TASK STATEMENT: Your task is to copy the listing exactly, with the pictures left out.

EXERCISE INPUT:
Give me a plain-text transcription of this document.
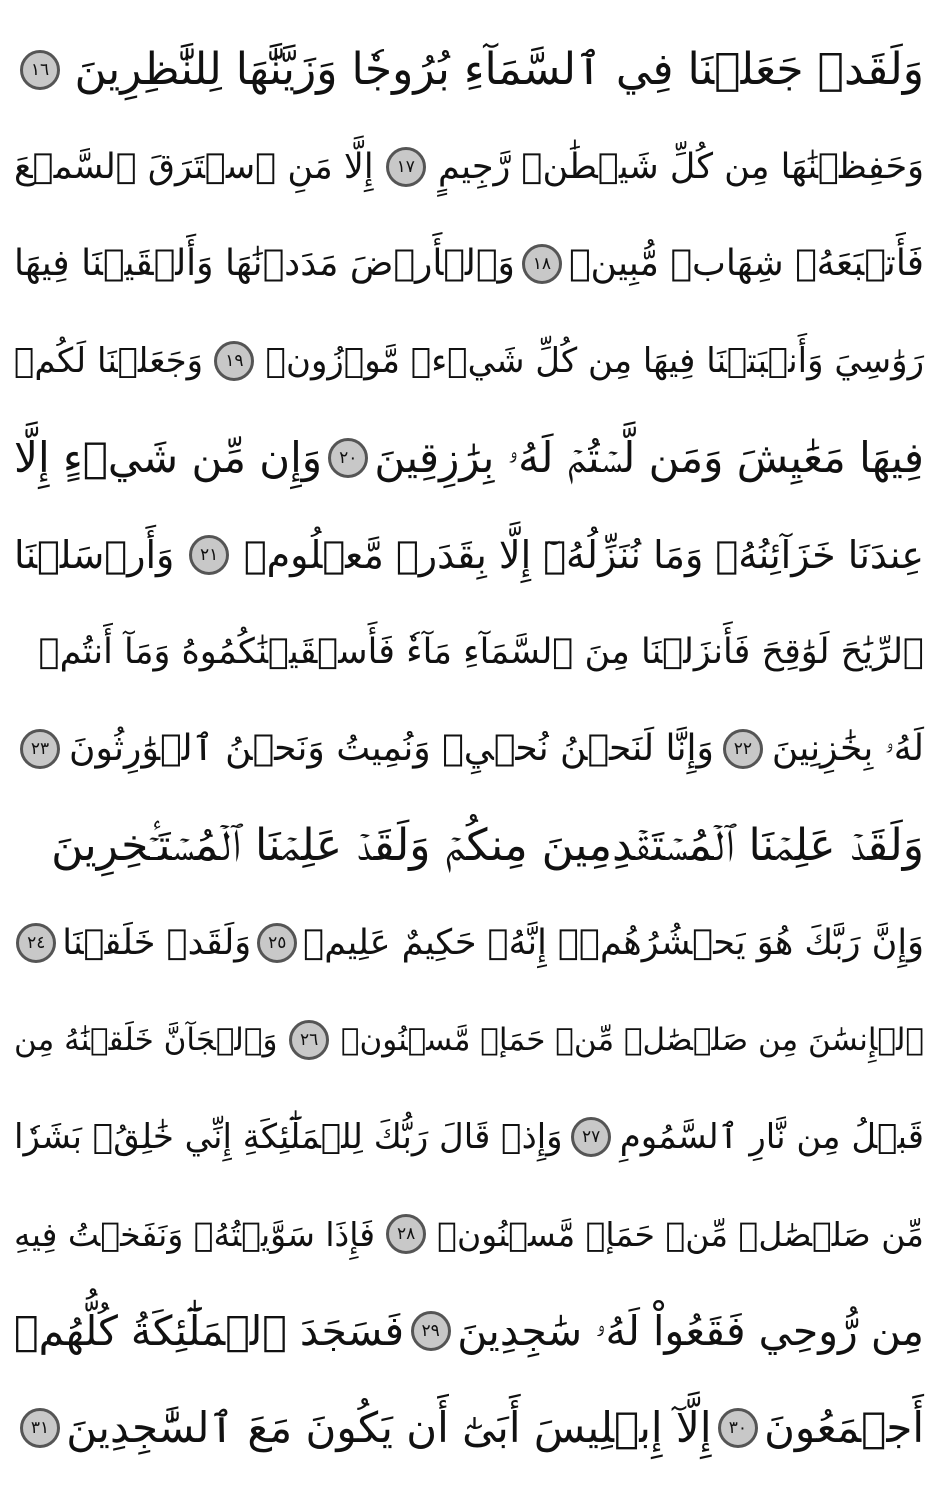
وَلَقَدۡ جَعَلۡنَا فِي ٱلسَّمَآءِ بُرُوجٗا وَزَيَّنَّٰهَا لِلنَّٰظِرِينَ
١٦
وَحَفِظۡنَٰهَا مِن كُلِّ شَيۡطَٰنٖ رَّجِيمٍ
١٧
إِلَّا مَنِ ٱسۡتَرَقَ ٱلسَّمۡعَ
فَأَتۡبَعَهُۥ شِهَابٞ مُّبِينٞ
١٨
وَٱلۡأَرۡضَ مَدَدۡنَٰهَا وَأَلۡقَيۡنَا فِيهَا
رَوَٰسِيَ وَأَنۢبَتۡنَا فِيهَا مِن كُلِّ شَيۡءٖ مَّوۡزُونٖ
١٩
وَجَعَلۡنَا لَكُمۡ
فِيهَا مَعَٰيِشَ وَمَن لَّسۡتُمۡ لَهُۥ بِرَٰزِقِينَ
٢٠
وَإِن مِّن شَيۡءٍ إِلَّا
عِندَنَا خَزَآئِنُهُۥ وَمَا نُنَزِّلُهُۥٓ إِلَّا بِقَدَرٖ مَّعۡلُومٖ
٢١
وَأَرۡسَلۡنَا
ٱلرِّيَٰحَ لَوَٰقِحَ فَأَنزَلۡنَا مِنَ ٱلسَّمَآءِ مَآءٗ فَأَسۡقَيۡنَٰكُمُوهُ وَمَآ أَنتُمۡ
لَهُۥ بِخَٰزِنِينَ
٢٢
وَإِنَّا لَنَحۡنُ نُحۡيِۦ وَنُمِيتُ وَنَحۡنُ ٱلۡوَٰرِثُونَ
٢٣
وَلَقَدۡ عَلِمۡنَا ٱلۡمُسۡتَقۡدِمِينَ مِنكُمۡ وَلَقَدۡ عَلِمۡنَا ٱلۡمُسۡتَـٔۡخِرِينَ
وَإِنَّ رَبَّكَ هُوَ يَحۡشُرُهُمۡۚ إِنَّهُۥ حَكِيمٌ عَلِيمٞ
٢٥
وَلَقَدۡ خَلَقۡنَا
٢٤
ٱلۡإِنسَٰنَ مِن صَلۡصَٰلٖ مِّنۡ حَمَإٖ مَّسۡنُونٖ
٢٦
وَٱلۡجَآنَّ خَلَقۡنَٰهُ مِن
قَبۡلُ مِن نَّارِ ٱلسَّمُومِ
٢٧
وَإِذۡ قَالَ رَبُّكَ لِلۡمَلَٰٓئِكَةِ إِنِّي خَٰلِقُۢ بَشَرٗا
مِّن صَلۡصَٰلٖ مِّنۡ حَمَإٖ مَّسۡنُونٖ
٢٨
فَإِذَا سَوَّيۡتُهُۥ وَنَفَخۡتُ فِيهِ
مِن رُّوحِي فَقَعُواْ لَهُۥ سَٰجِدِينَ
٢٩
فَسَجَدَ ٱلۡمَلَٰٓئِكَةُ كُلُّهُمۡ
أَجۡمَعُونَ
٣٠
إِلَّآ إِبۡلِيسَ أَبَىٰٓ أَن يَكُونَ مَعَ ٱلسَّٰجِدِينَ
٣١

COMPLETE ANSWER:
Give me a plain-text transcription of this document.
وَلَقَدۡ جَعَلۡنَا فِي ٱلسَّمَآءِ بُرُوجٗا وَزَيَّنَّٰهَا لِلنَّٰظِرِينَ
١٦
وَحَفِظۡنَٰهَا مِن كُلِّ شَيۡطَٰنٖ رَّجِيمٍ
١٧
إِلَّا مَنِ ٱسۡتَرَقَ ٱلسَّمۡعَ
فَأَتۡبَعَهُۥ شِهَابٞ مُّبِينٞ
١٨
وَٱلۡأَرۡضَ مَدَدۡنَٰهَا وَأَلۡقَيۡنَا فِيهَا
رَوَٰسِيَ وَأَنۢبَتۡنَا فِيهَا مِن كُلِّ شَيۡءٖ مَّوۡزُونٖ
١٩
وَجَعَلۡنَا لَكُمۡ
فِيهَا مَعَٰيِشَ وَمَن لَّسۡتُمۡ لَهُۥ بِرَٰزِقِينَ
٢٠
وَإِن مِّن شَيۡءٍ إِلَّا
عِندَنَا خَزَآئِنُهُۥ وَمَا نُنَزِّلُهُۥٓ إِلَّا بِقَدَرٖ مَّعۡلُومٖ
٢١
وَأَرۡسَلۡنَا
ٱلرِّيَٰحَ لَوَٰقِحَ فَأَنزَلۡنَا مِنَ ٱلسَّمَآءِ مَآءٗ فَأَسۡقَيۡنَٰكُمُوهُ وَمَآ أَنتُمۡ
لَهُۥ بِخَٰزِنِينَ
٢٢
وَإِنَّا لَنَحۡنُ نُحۡيِۦ وَنُمِيتُ وَنَحۡنُ ٱلۡوَٰرِثُونَ
٢٣
وَلَقَدۡ عَلِمۡنَا ٱلۡمُسۡتَقۡدِمِينَ مِنكُمۡ وَلَقَدۡ عَلِمۡنَا ٱلۡمُسۡتَـٔۡخِرِينَ
وَإِنَّ رَبَّكَ هُوَ يَحۡشُرُهُمۡۚ إِنَّهُۥ حَكِيمٌ عَلِيمٞ
٢٥
وَلَقَدۡ خَلَقۡنَا
٢٤
ٱلۡإِنسَٰنَ مِن صَلۡصَٰلٖ مِّنۡ حَمَإٖ مَّسۡنُونٖ
٢٦
وَٱلۡجَآنَّ خَلَقۡنَٰهُ مِن
قَبۡلُ مِن نَّارِ ٱلسَّمُومِ
٢٧
وَإِذۡ قَالَ رَبُّكَ لِلۡمَلَٰٓئِكَةِ إِنِّي خَٰلِقُۢ بَشَرٗا
مِّن صَلۡصَٰلٖ مِّنۡ حَمَإٖ مَّسۡنُونٖ
٢٨
فَإِذَا سَوَّيۡتُهُۥ وَنَفَخۡتُ فِيهِ
مِن رُّوحِي فَقَعُواْ لَهُۥ سَٰجِدِينَ
٢٩
فَسَجَدَ ٱلۡمَلَٰٓئِكَةُ كُلُّهُمۡ
أَجۡمَعُونَ
٣٠
إِلَّآ إِبۡلِيسَ أَبَىٰٓ أَن يَكُونَ مَعَ ٱلسَّٰجِدِينَ
٣١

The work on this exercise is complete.